:: DIRECTIVE ::
Count how many lines below include the string "type", and give that number without anything else.

BEGIN RECORD EXTRACTS

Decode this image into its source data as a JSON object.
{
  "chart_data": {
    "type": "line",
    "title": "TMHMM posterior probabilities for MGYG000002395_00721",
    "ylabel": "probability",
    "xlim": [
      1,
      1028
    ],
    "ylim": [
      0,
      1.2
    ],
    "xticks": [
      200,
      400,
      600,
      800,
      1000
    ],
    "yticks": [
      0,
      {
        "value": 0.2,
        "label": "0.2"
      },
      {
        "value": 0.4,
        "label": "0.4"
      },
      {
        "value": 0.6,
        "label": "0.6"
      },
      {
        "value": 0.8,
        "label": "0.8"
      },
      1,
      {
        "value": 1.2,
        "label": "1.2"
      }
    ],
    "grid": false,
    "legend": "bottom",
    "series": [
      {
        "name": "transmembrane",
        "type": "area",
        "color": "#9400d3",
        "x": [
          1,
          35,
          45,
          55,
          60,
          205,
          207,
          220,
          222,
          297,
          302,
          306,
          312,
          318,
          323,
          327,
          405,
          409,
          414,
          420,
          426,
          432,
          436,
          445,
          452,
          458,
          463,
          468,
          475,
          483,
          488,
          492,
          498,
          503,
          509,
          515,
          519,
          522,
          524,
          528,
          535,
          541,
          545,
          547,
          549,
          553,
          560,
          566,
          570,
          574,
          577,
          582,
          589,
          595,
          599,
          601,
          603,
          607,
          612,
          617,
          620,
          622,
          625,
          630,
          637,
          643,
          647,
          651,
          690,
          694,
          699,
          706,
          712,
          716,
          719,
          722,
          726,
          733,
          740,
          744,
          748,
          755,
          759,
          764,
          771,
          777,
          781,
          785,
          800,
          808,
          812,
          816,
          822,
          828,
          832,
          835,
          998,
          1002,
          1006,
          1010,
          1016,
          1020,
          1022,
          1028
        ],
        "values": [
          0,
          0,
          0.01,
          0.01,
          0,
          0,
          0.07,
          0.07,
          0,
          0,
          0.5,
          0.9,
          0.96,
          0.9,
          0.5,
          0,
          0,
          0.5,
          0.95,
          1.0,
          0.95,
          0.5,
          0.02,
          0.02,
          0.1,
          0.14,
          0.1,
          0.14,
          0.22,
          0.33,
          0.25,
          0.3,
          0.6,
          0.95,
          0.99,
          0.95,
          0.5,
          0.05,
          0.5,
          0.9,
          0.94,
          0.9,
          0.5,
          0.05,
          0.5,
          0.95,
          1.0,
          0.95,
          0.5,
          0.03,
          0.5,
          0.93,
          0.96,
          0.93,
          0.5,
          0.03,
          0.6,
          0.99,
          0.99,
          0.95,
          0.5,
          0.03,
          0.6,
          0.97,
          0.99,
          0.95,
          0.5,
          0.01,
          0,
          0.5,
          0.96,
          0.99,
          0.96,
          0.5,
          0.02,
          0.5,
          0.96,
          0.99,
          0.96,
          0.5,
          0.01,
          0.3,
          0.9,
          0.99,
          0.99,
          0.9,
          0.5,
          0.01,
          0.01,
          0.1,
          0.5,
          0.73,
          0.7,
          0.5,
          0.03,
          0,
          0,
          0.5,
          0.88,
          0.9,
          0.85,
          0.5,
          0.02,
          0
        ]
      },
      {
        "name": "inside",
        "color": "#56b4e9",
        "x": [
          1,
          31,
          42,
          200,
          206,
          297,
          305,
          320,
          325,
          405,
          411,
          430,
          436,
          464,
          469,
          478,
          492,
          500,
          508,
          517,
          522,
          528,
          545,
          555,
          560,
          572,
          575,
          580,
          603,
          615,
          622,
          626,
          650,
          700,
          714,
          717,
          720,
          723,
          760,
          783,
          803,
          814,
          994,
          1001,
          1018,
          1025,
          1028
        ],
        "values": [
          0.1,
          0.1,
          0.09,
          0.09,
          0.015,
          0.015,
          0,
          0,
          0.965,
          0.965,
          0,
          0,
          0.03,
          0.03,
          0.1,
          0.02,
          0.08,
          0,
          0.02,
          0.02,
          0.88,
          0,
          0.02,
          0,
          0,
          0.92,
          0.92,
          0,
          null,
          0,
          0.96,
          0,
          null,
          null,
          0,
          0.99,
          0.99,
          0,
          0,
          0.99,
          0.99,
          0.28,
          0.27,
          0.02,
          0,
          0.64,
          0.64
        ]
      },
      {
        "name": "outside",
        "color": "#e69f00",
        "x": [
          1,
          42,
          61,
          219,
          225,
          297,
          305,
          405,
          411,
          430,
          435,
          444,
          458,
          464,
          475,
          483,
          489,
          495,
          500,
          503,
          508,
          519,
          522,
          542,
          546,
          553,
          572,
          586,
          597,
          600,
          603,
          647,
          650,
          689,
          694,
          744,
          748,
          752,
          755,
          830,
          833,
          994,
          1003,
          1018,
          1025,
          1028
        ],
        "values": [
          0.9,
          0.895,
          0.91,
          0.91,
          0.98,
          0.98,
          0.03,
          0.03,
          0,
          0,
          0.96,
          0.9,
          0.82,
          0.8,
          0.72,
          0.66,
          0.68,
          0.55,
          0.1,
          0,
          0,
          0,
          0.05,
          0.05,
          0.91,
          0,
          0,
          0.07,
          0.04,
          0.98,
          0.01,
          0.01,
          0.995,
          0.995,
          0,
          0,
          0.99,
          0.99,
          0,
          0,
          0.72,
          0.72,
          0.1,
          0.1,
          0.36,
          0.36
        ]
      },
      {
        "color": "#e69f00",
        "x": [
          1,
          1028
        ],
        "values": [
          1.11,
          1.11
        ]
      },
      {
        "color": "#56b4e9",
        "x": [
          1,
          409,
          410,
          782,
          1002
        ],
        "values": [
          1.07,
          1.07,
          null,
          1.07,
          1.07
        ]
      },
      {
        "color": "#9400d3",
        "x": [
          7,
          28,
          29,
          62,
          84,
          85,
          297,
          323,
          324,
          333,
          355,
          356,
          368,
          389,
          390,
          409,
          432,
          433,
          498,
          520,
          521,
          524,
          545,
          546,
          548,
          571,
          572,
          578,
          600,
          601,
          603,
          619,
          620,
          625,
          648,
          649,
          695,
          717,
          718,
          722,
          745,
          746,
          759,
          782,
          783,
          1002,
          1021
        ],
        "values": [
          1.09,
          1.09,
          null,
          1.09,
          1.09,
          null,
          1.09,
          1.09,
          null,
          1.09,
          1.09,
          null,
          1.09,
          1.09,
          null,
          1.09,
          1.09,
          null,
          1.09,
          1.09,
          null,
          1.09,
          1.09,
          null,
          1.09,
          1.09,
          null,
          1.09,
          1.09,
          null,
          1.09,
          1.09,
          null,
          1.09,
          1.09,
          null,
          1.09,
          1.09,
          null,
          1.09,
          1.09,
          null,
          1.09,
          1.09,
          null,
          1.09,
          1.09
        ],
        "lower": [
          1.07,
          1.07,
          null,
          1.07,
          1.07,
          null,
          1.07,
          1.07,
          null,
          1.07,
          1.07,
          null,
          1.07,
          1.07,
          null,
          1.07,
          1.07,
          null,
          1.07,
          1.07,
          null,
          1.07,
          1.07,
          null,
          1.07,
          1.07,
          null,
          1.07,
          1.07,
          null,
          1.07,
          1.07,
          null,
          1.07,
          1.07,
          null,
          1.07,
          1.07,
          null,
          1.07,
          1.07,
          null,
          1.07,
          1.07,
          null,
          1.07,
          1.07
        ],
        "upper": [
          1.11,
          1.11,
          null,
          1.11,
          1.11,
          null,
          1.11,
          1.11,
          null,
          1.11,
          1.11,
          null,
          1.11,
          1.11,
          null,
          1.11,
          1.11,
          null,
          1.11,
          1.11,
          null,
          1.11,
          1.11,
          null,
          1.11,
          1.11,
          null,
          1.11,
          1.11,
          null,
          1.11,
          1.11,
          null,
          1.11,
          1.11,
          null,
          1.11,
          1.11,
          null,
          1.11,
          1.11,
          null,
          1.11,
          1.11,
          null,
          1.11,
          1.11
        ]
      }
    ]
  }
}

END RECORD EXTRACTS
BEGIN RECORD EXTRACTS

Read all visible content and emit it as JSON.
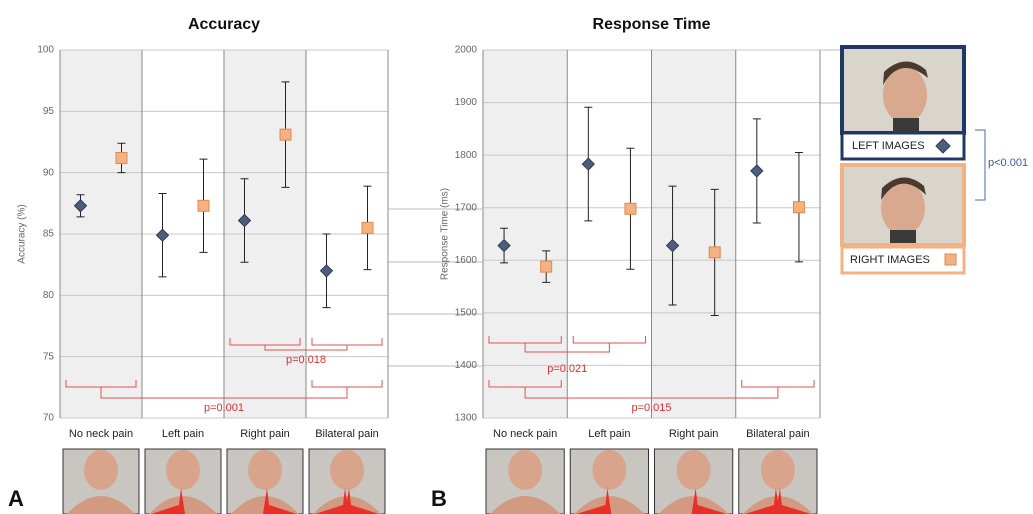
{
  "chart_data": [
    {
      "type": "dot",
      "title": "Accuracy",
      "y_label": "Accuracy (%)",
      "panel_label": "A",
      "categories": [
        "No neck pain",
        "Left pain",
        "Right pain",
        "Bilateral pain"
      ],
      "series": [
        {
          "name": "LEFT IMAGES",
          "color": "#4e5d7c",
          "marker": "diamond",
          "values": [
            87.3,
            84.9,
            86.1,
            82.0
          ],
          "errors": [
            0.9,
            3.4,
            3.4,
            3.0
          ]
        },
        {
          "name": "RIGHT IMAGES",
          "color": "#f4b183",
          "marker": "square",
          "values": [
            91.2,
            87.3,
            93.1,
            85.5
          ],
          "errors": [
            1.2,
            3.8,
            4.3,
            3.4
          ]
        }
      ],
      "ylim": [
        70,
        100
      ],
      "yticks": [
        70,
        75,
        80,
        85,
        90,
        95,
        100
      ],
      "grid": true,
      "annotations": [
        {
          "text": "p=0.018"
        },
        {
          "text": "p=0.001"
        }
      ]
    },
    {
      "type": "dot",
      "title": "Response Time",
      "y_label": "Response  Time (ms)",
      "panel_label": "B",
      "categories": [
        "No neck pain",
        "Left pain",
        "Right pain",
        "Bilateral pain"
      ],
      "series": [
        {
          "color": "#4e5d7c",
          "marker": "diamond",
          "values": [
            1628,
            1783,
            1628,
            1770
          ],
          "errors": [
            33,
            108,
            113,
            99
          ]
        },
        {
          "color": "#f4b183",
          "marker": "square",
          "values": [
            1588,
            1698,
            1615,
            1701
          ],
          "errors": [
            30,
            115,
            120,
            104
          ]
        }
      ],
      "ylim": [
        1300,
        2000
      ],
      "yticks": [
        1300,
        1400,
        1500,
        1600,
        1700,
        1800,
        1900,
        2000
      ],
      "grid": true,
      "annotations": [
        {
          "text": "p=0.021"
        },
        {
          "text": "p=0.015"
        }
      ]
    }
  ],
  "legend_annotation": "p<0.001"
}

END RECORD EXTRACTS

:: THE REPLY ::
4